(EXERCISE PROMPT) Transcribe the records exactly. Pictures do not belong in the transcription.

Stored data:
━━━━

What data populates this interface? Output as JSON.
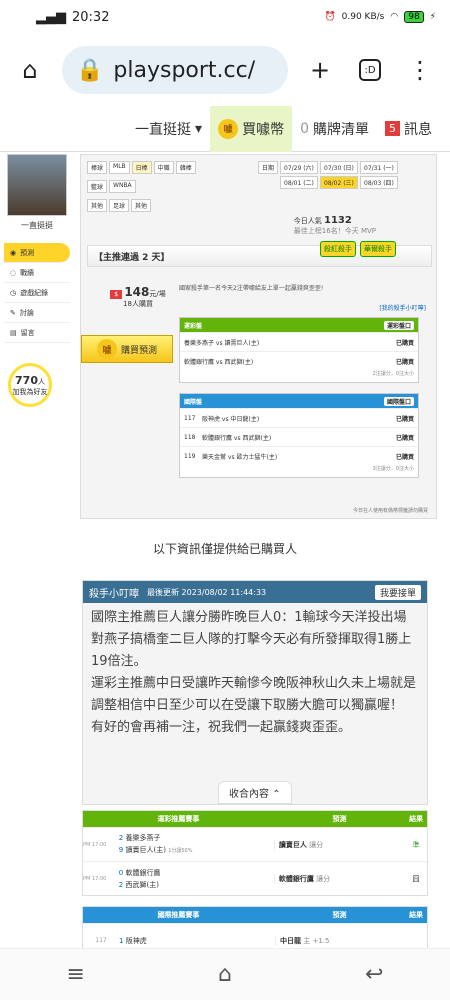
{
  "status": {
    "time": "20:32",
    "net": "0.90 KB/s",
    "battery": "98"
  },
  "browser": {
    "url": "playsport.cc/",
    "tab_count": ":D"
  },
  "topnav": {
    "brand": "一直挺挺",
    "buy": "買噱幣",
    "buy_coin": "噱",
    "cart_count": "0",
    "cart": "購牌清單",
    "msg_count": "5",
    "msg": "訊息"
  },
  "sidebar": {
    "name": "一直挺挺",
    "items": [
      "預測",
      "戰績",
      "遊戲紀錄",
      "討論",
      "留言"
    ],
    "fans": "770",
    "fans_unit": "人",
    "fans_label": "加我為好友"
  },
  "filters": {
    "row1_label": "棒球",
    "row1": [
      "MLB",
      "日棒",
      "中職",
      "韓棒"
    ],
    "row2_label": "籃球",
    "row2": [
      "WNBA"
    ],
    "row3_label": "其他",
    "row3": [
      "足球",
      "其他"
    ]
  },
  "dates": {
    "label": "日期",
    "items": [
      "07/29 (六)",
      "07/30 (日)",
      "07/31 (一)",
      "08/01 (二)",
      "08/02 (三)",
      "08/03 (四)"
    ]
  },
  "popularity": {
    "label": "今日人氣",
    "value": "1132",
    "rank": "最佳上榜16名！今天",
    "rank_tag": "MVP"
  },
  "recommend": {
    "title": "【主推連過 2 天】",
    "stamp1": "殺紅殺手",
    "stamp2": "華爾殺手"
  },
  "buyers": {
    "count": "148",
    "count_label": "元/場",
    "people": "18",
    "people_label": "人購買"
  },
  "buy_btn": "購買預測",
  "rank_note": "國家殺手第一名今天2注帶噱給友上單一起贏錢爽歪歪!",
  "link": "[我的殺手小叮嚀]",
  "table1": {
    "header": "運彩盤",
    "sub": "運彩盤口",
    "rows": [
      {
        "c": "養樂多燕子 vs 讀賣巨人(主)",
        "s": "已購買"
      },
      {
        "c": "軟體銀行鷹 vs 西武獅(主)",
        "s": "已購買"
      }
    ],
    "foot": "2注讓分，0注大小"
  },
  "table2": {
    "header": "國際盤",
    "sub": "國際盤口",
    "rows": [
      {
        "n": "117",
        "c": "阪神虎 vs 中日龍(主)",
        "s": "已購買"
      },
      {
        "n": "118",
        "c": "軟體銀行鷹 vs 西武獅(主)",
        "s": "已購買"
      },
      {
        "n": "119",
        "c": "樂天金鷲 vs 歐力士猛牛(主)",
        "s": "已購買"
      }
    ],
    "foot": "3注讓分，0注大小"
  },
  "footnote": "今日在人使用有偽幣標籤請勿購買",
  "only_buyers": "以下資訊僅提供給已購買人",
  "expert": {
    "title": "殺手小叮嚀",
    "updated": "最後更新 2023/08/02 11:44:33",
    "buy": "我要接單",
    "body": "國際主推薦巨人讓分勝昨晚巨人0：1輸球今天洋投出場對燕子搞橋奎二巨人隊的打擊今天必有所發揮取得1勝上19倍注。\n運彩主推薦中日受讓昨天輸慘今晚阪神秋山久未上場就是調整相信中日至少可以在受讓下取勝大膽可以獨贏喔！\n有好的會再補一注，祝我們一起贏錢爽歪歪。",
    "collapse": "收合內容"
  },
  "pick_table1": {
    "h1": "運彩推薦賽事",
    "h2": "預測",
    "h3": "結果",
    "rows": [
      {
        "time": "PM 17:00",
        "a_n": "2",
        "a": "養樂多燕子",
        "b_n": "9",
        "b": "讀賣巨人(主)",
        "line": "1分讓50%",
        "pick": "讀賣巨人",
        "type": "讓分",
        "res": "準"
      },
      {
        "time": "PM 17:00",
        "a_n": "0",
        "a": "軟體銀行鷹",
        "b_n": "2",
        "b": "西武獅(主)",
        "line": "",
        "pick": "軟體銀行鷹",
        "type": "讓分",
        "res": "囧"
      }
    ]
  },
  "pick_table2": {
    "h1": "國際推薦賽事",
    "h2": "預測",
    "h3": "結果",
    "rows": [
      {
        "time": "117",
        "a_n": "1",
        "a": "阪神虎",
        "pick": "中日龍",
        "type": "主 +1.5"
      }
    ]
  }
}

━━━━

(EXERCISE SOLUTION)
What data populates this interface? Output as JSON.
{
  "status": {
    "time": "20:32",
    "net": "0.90 KB/s",
    "battery": "98"
  },
  "browser": {
    "url": "playsport.cc/",
    "tab_count": ":D"
  },
  "topnav": {
    "brand": "一直挺挺",
    "buy": "買噱幣",
    "buy_coin": "噱",
    "cart_count": "0",
    "cart": "購牌清單",
    "msg_count": "5",
    "msg": "訊息"
  },
  "sidebar": {
    "name": "一直挺挺",
    "items": [
      "預測",
      "戰績",
      "遊戲紀錄",
      "討論",
      "留言"
    ],
    "fans": "770",
    "fans_unit": "人",
    "fans_label": "加我為好友"
  },
  "filters": {
    "row1_label": "棒球",
    "row1": [
      "MLB",
      "日棒",
      "中職",
      "韓棒"
    ],
    "row2_label": "籃球",
    "row2": [
      "WNBA"
    ],
    "row3_label": "其他",
    "row3": [
      "足球",
      "其他"
    ]
  },
  "dates": {
    "label": "日期",
    "items": [
      "07/29 (六)",
      "07/30 (日)",
      "07/31 (一)",
      "08/01 (二)",
      "08/02 (三)",
      "08/03 (四)"
    ]
  },
  "popularity": {
    "label": "今日人氣",
    "value": "1132",
    "rank": "最佳上榜16名！今天",
    "rank_tag": "MVP"
  },
  "recommend": {
    "title": "【主推連過 2 天】",
    "stamp1": "殺紅殺手",
    "stamp2": "華爾殺手"
  },
  "buyers": {
    "count": "148",
    "count_label": "元/場",
    "people": "18",
    "people_label": "人購買"
  },
  "buy_btn": "購買預測",
  "rank_note": "國家殺手第一名今天2注帶噱給友上單一起贏錢爽歪歪!",
  "link": "[我的殺手小叮嚀]",
  "table1": {
    "header": "運彩盤",
    "sub": "運彩盤口",
    "rows": [
      {
        "c": "養樂多燕子 vs 讀賣巨人(主)",
        "s": "已購買"
      },
      {
        "c": "軟體銀行鷹 vs 西武獅(主)",
        "s": "已購買"
      }
    ],
    "foot": "2注讓分，0注大小"
  },
  "table2": {
    "header": "國際盤",
    "sub": "國際盤口",
    "rows": [
      {
        "n": "117",
        "c": "阪神虎 vs 中日龍(主)",
        "s": "已購買"
      },
      {
        "n": "118",
        "c": "軟體銀行鷹 vs 西武獅(主)",
        "s": "已購買"
      },
      {
        "n": "119",
        "c": "樂天金鷲 vs 歐力士猛牛(主)",
        "s": "已購買"
      }
    ],
    "foot": "3注讓分，0注大小"
  },
  "footnote": "今日在人使用有偽幣標籤請勿購買",
  "only_buyers": "以下資訊僅提供給已購買人",
  "expert": {
    "title": "殺手小叮嚀",
    "updated": "最後更新 2023/08/02 11:44:33",
    "buy": "我要接單",
    "body": "國際主推薦巨人讓分勝昨晚巨人0：1輸球今天洋投出場對燕子搞橋奎二巨人隊的打擊今天必有所發揮取得1勝上19倍注。\n運彩主推薦中日受讓昨天輸慘今晚阪神秋山久未上場就是調整相信中日至少可以在受讓下取勝大膽可以獨贏喔！\n有好的會再補一注，祝我們一起贏錢爽歪歪。",
    "collapse": "收合內容"
  },
  "pick_table1": {
    "h1": "運彩推薦賽事",
    "h2": "預測",
    "h3": "結果",
    "rows": [
      {
        "time": "PM 17:00",
        "a_n": "2",
        "a": "養樂多燕子",
        "b_n": "9",
        "b": "讀賣巨人(主)",
        "line": "1分讓50%",
        "pick": "讀賣巨人",
        "type": "讓分",
        "res": "準"
      },
      {
        "time": "PM 17:00",
        "a_n": "0",
        "a": "軟體銀行鷹",
        "b_n": "2",
        "b": "西武獅(主)",
        "line": "",
        "pick": "軟體銀行鷹",
        "type": "讓分",
        "res": "囧"
      }
    ]
  },
  "pick_table2": {
    "h1": "國際推薦賽事",
    "h2": "預測",
    "h3": "結果",
    "rows": [
      {
        "time": "117",
        "a_n": "1",
        "a": "阪神虎",
        "pick": "中日龍",
        "type": "主 +1.5"
      }
    ]
  }
}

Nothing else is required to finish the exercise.